**Problem requirements:** Identify each line below that contains the word "additionalCode", and copy it out.

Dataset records
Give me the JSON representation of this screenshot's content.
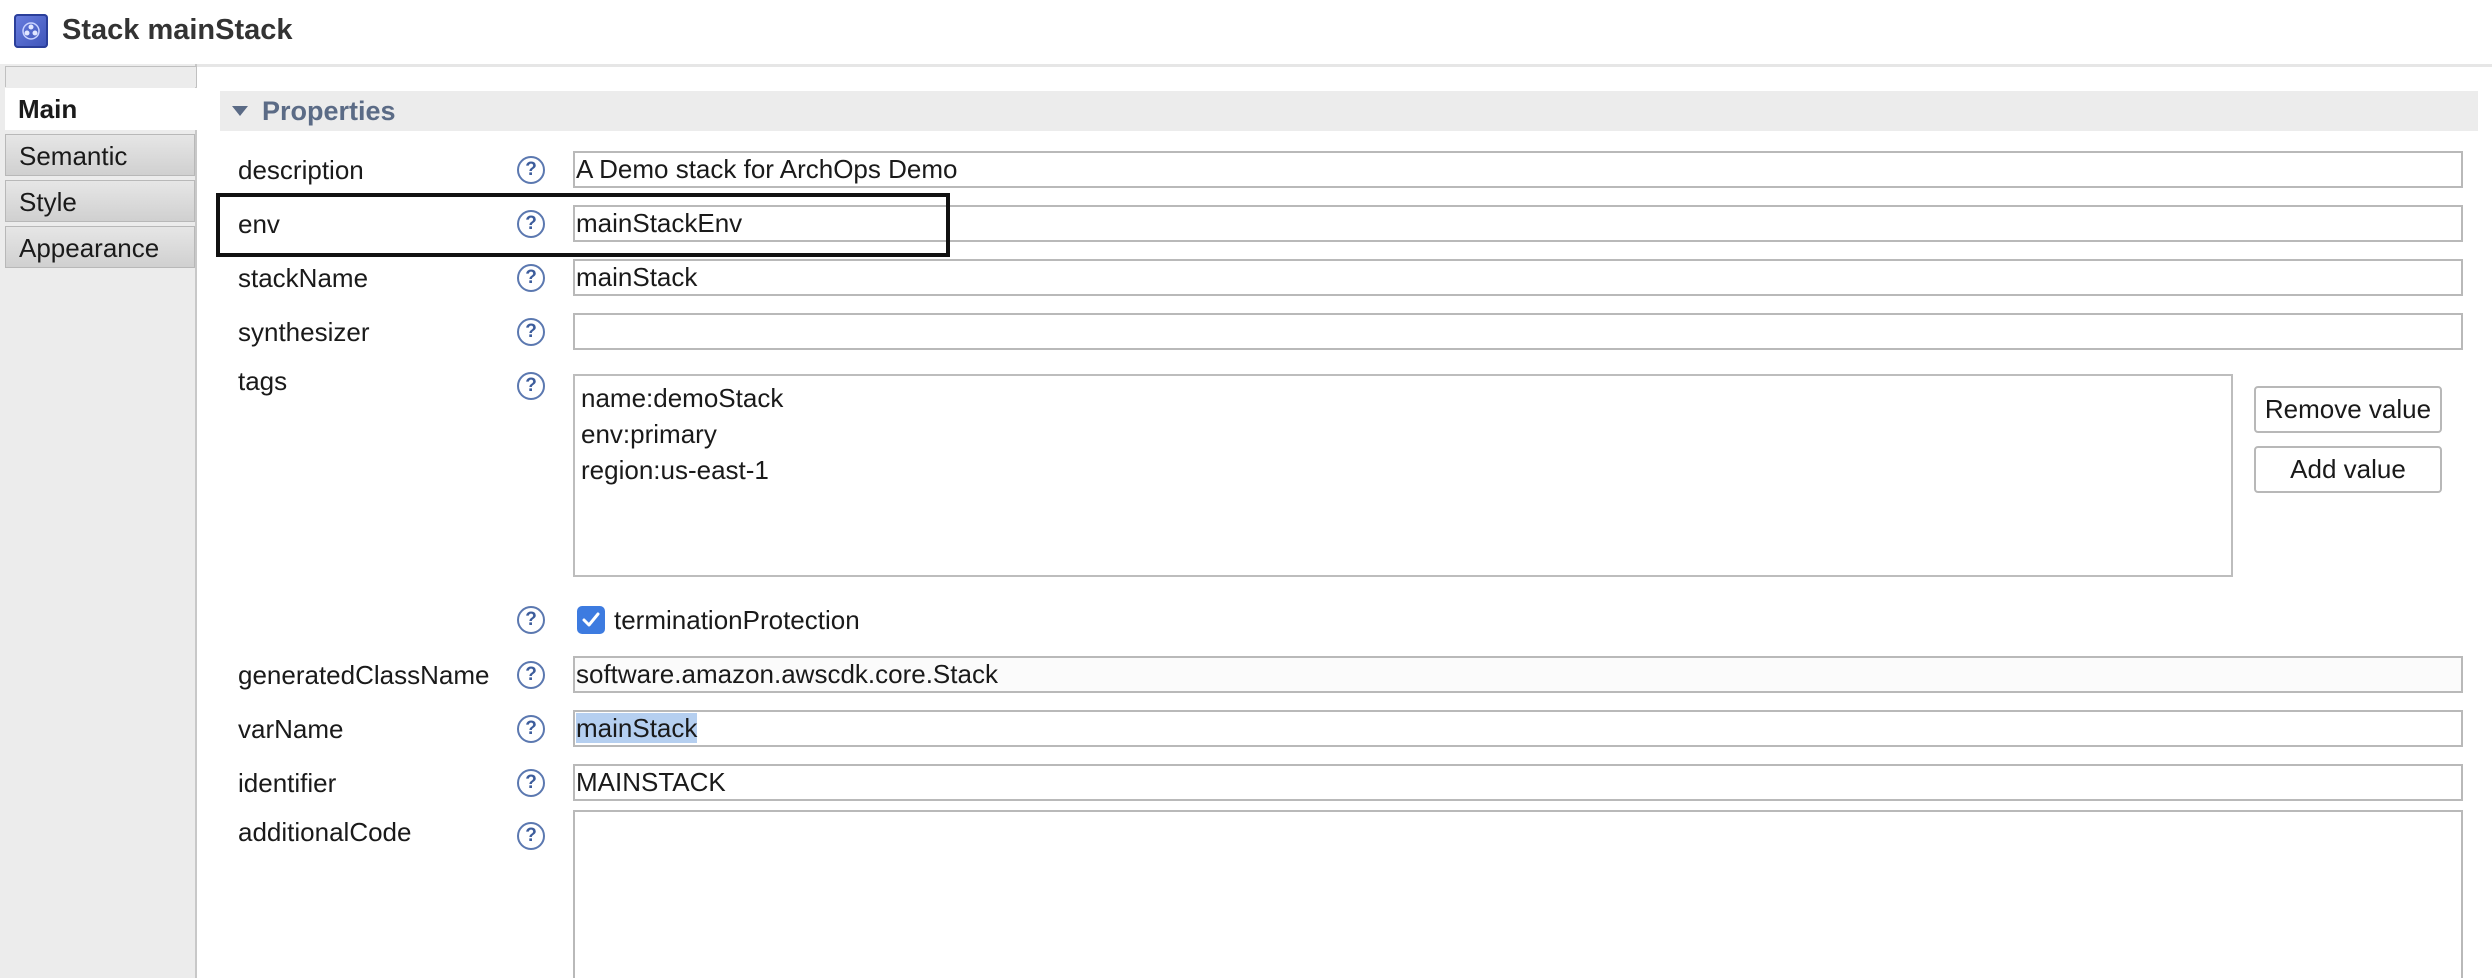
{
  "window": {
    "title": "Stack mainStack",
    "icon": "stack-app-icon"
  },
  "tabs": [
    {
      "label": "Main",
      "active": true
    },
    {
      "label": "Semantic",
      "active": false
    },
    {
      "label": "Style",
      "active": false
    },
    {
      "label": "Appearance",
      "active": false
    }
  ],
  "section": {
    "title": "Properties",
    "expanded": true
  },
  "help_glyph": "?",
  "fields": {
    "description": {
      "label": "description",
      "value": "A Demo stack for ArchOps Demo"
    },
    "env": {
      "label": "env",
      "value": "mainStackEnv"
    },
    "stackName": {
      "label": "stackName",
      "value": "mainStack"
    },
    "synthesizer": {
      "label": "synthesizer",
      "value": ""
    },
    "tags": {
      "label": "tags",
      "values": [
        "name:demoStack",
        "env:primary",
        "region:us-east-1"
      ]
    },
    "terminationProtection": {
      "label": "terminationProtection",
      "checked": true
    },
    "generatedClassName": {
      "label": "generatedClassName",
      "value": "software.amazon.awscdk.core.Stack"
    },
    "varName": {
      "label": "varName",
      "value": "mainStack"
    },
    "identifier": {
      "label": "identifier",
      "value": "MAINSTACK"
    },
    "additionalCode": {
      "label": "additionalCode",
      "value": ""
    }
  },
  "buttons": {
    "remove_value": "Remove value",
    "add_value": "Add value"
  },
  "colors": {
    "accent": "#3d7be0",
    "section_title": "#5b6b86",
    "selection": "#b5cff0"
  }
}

**Response to this task:**
    "additionalCode": {
      "label": "additionalCode",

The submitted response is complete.